Collection entries:
>> BEGIN
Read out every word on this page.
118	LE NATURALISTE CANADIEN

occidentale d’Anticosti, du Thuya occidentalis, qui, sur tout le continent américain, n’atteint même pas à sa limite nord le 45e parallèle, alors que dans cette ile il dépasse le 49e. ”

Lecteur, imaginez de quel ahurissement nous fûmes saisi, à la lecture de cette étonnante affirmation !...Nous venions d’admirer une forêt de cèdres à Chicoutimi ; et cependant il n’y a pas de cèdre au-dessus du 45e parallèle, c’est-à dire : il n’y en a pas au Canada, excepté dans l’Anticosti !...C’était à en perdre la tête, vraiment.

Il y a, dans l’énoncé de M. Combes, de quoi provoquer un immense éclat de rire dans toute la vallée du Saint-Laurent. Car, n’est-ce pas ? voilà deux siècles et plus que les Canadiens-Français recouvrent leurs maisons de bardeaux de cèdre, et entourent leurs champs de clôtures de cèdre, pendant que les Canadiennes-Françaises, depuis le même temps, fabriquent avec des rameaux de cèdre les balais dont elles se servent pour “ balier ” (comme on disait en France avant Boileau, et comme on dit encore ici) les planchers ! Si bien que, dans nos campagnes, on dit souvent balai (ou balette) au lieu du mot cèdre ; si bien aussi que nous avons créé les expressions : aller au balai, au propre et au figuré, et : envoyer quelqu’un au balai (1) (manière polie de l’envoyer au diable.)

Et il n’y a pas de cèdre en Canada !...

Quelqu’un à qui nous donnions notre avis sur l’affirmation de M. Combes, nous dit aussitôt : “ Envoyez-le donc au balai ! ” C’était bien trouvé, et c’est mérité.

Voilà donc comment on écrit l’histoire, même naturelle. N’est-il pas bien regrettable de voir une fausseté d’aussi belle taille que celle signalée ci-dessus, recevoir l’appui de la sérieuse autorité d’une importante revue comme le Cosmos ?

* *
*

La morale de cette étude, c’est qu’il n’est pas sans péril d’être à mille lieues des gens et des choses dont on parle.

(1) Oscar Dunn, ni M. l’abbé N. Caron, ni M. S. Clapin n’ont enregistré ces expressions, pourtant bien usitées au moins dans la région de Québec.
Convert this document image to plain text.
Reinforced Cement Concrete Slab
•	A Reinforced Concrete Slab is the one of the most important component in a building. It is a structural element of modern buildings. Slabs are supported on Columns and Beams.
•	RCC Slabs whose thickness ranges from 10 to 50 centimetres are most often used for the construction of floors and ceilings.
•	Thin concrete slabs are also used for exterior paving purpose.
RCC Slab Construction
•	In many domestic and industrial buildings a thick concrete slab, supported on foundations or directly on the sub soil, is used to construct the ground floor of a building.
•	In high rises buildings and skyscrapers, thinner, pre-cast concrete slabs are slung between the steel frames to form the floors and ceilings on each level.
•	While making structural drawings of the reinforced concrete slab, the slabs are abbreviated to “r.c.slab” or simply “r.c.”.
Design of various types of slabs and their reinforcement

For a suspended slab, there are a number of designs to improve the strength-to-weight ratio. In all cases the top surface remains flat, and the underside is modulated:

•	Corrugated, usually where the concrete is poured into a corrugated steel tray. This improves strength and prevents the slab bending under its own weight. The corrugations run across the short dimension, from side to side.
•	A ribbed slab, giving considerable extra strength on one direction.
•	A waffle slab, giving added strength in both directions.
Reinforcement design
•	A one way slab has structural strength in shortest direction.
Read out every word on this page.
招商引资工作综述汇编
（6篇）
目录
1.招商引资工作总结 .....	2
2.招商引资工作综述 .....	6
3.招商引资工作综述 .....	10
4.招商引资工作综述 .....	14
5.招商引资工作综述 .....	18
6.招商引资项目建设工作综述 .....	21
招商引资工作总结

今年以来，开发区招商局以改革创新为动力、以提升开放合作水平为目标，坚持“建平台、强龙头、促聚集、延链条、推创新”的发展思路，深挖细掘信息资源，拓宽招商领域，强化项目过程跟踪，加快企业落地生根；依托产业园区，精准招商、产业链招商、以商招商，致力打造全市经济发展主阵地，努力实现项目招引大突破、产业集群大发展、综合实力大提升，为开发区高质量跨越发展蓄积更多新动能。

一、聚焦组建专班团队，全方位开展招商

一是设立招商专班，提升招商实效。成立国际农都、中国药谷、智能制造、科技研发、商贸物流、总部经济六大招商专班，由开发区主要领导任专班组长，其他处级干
>> END
Copy out the whole listing exactly.

Read out every word on this page.
118	LE NATURALISTE CANADIEN

occidentale d’Anticosti, du Thuya occidentalis, qui, sur tout le continent américain, n’atteint même pas à sa limite nord le 45e parallèle, alors que dans cette ile il dépasse le 49e. ”

Lecteur, imaginez de quel ahurissement nous fûmes saisi, à la lecture de cette étonnante affirmation !...Nous venions d’admirer une forêt de cèdres à Chicoutimi ; et cependant il n’y a pas de cèdre au-dessus du 45e parallèle, c’est-à dire : il n’y en a pas au Canada, excepté dans l’Anticosti !...C’était à en perdre la tête, vraiment.

Il y a, dans l’énoncé de M. Combes, de quoi provoquer un immense éclat de rire dans toute la vallée du Saint-Laurent. Car, n’est-ce pas ? voilà deux siècles et plus que les Canadiens-Français recouvrent leurs maisons de bardeaux de cèdre, et entourent leurs champs de clôtures de cèdre, pendant que les Canadiennes-Françaises, depuis le même temps, fabriquent avec des rameaux de cèdre les balais dont elles se servent pour “ balier ” (comme on disait en France avant Boileau, et comme on dit encore ici) les planchers ! Si bien que, dans nos campagnes, on dit souvent balai (ou balette) au lieu du mot cèdre ; si bien aussi que nous avons créé les expressions : aller au balai, au propre et au figuré, et : envoyer quelqu’un au balai (1) (manière polie de l’envoyer au diable.)

Et il n’y a pas de cèdre en Canada !...

Quelqu’un à qui nous donnions notre avis sur l’affirmation de M. Combes, nous dit aussitôt : “ Envoyez-le donc au balai ! ” C’était bien trouvé, et c’est mérité.

Voilà donc comment on écrit l’histoire, même naturelle. N’est-il pas bien regrettable de voir une fausseté d’aussi belle taille que celle signalée ci-dessus, recevoir l’appui de la sérieuse autorité d’une importante revue comme le Cosmos ?

* *
*

La morale de cette étude, c’est qu’il n’est pas sans péril d’être à mille lieues des gens et des choses dont on parle.

(1) Oscar Dunn, ni M. l’abbé N. Caron, ni M. S. Clapin n’ont enregistré ces expressions, pourtant bien usitées au moins dans la région de Québec.
Convert this document image to plain text.
Reinforced Cement Concrete Slab
•	A Reinforced Concrete Slab is the one of the most important component in a building. It is a structural element of modern buildings. Slabs are supported on Columns and Beams.
•	RCC Slabs whose thickness ranges from 10 to 50 centimetres are most often used for the construction of floors and ceilings.
•	Thin concrete slabs are also used for exterior paving purpose.
RCC Slab Construction
•	In many domestic and industrial buildings a thick concrete slab, supported on foundations or directly on the sub soil, is used to construct the ground floor of a building.
•	In high rises buildings and skyscrapers, thinner, pre-cast concrete slabs are slung between the steel frames to form the floors and ceilings on each level.
•	While making structural drawings of the reinforced concrete slab, the slabs are abbreviated to “r.c.slab” or simply “r.c.”.
Design of various types of slabs and their reinforcement

For a suspended slab, there are a number of designs to improve the strength-to-weight ratio. In all cases the top surface remains flat, and the underside is modulated:

•	Corrugated, usually where the concrete is poured into a corrugated steel tray. This improves strength and prevents the slab bending under its own weight. The corrugations run across the short dimension, from side to side.
•	A ribbed slab, giving considerable extra strength on one direction.
•	A waffle slab, giving added strength in both directions.
Reinforcement design
•	A one way slab has structural strength in shortest direction.
Read out every word on this page.
招商引资工作综述汇编
（6篇）
目录
1.招商引资工作总结 .....	2
2.招商引资工作综述 .....	6
3.招商引资工作综述 .....	10
4.招商引资工作综述 .....	14
5.招商引资工作综述 .....	18
6.招商引资项目建设工作综述 .....	21
招商引资工作总结

今年以来，开发区招商局以改革创新为动力、以提升开放合作水平为目标，坚持“建平台、强龙头、促聚集、延链条、推创新”的发展思路，深挖细掘信息资源，拓宽招商领域，强化项目过程跟踪，加快企业落地生根；依托产业园区，精准招商、产业链招商、以商招商，致力打造全市经济发展主阵地，努力实现项目招引大突破、产业集群大发展、综合实力大提升，为开发区高质量跨越发展蓄积更多新动能。

一、聚焦组建专班团队，全方位开展招商

一是设立招商专班，提升招商实效。成立国际农都、中国药谷、智能制造、科技研发、商贸物流、总部经济六大招商专班，由开发区主要领导任专班组长，其他处级干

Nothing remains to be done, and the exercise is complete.